RECORDS TO PROCESS:
──────────────────────────────

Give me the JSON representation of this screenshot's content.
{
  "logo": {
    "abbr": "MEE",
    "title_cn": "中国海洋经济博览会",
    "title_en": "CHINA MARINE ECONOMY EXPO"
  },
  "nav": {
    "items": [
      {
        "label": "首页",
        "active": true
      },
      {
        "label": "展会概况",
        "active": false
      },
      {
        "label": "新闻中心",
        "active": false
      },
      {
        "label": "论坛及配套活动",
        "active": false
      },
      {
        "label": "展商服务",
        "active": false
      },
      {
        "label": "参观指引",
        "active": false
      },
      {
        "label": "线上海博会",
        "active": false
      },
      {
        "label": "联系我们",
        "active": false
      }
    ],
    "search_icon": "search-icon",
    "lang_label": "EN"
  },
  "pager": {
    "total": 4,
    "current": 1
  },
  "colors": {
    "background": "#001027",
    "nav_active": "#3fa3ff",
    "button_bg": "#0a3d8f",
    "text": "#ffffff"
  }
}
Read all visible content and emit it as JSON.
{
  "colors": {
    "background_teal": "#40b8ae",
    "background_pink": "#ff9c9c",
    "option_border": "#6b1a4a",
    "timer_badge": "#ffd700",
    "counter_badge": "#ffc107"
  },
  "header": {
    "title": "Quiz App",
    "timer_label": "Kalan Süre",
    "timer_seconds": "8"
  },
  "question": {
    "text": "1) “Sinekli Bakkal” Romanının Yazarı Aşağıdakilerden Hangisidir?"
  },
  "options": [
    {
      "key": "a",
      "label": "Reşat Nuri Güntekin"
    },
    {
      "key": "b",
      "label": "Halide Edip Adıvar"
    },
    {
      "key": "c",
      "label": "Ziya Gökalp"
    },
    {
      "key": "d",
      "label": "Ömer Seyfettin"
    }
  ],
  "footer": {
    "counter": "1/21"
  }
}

──────────────────────────────

EXERCISE:
Retype every record above exactly as written.

TASK RESULT:
Give me the JSON representation of this screenshot's content.
{
  "logo": {
    "abbr": "MEE",
    "title_cn": "中国海洋经济博览会",
    "title_en": "CHINA MARINE ECONOMY EXPO"
  },
  "nav": {
    "items": [
      {
        "label": "首页",
        "active": true
      },
      {
        "label": "展会概况",
        "active": false
      },
      {
        "label": "新闻中心",
        "active": false
      },
      {
        "label": "论坛及配套活动",
        "active": false
      },
      {
        "label": "展商服务",
        "active": false
      },
      {
        "label": "参观指引",
        "active": false
      },
      {
        "label": "线上海博会",
        "active": false
      },
      {
        "label": "联系我们",
        "active": false
      }
    ],
    "search_icon": "search-icon",
    "lang_label": "EN"
  },
  "pager": {
    "total": 4,
    "current": 1
  },
  "colors": {
    "background": "#001027",
    "nav_active": "#3fa3ff",
    "button_bg": "#0a3d8f",
    "text": "#ffffff"
  }
}
Read all visible content and emit it as JSON.
{
  "colors": {
    "background_teal": "#40b8ae",
    "background_pink": "#ff9c9c",
    "option_border": "#6b1a4a",
    "timer_badge": "#ffd700",
    "counter_badge": "#ffc107"
  },
  "header": {
    "title": "Quiz App",
    "timer_label": "Kalan Süre",
    "timer_seconds": "8"
  },
  "question": {
    "text": "1) “Sinekli Bakkal” Romanının Yazarı Aşağıdakilerden Hangisidir?"
  },
  "options": [
    {
      "key": "a",
      "label": "Reşat Nuri Güntekin"
    },
    {
      "key": "b",
      "label": "Halide Edip Adıvar"
    },
    {
      "key": "c",
      "label": "Ziya Gökalp"
    },
    {
      "key": "d",
      "label": "Ömer Seyfettin"
    }
  ],
  "footer": {
    "counter": "1/21"
  }
}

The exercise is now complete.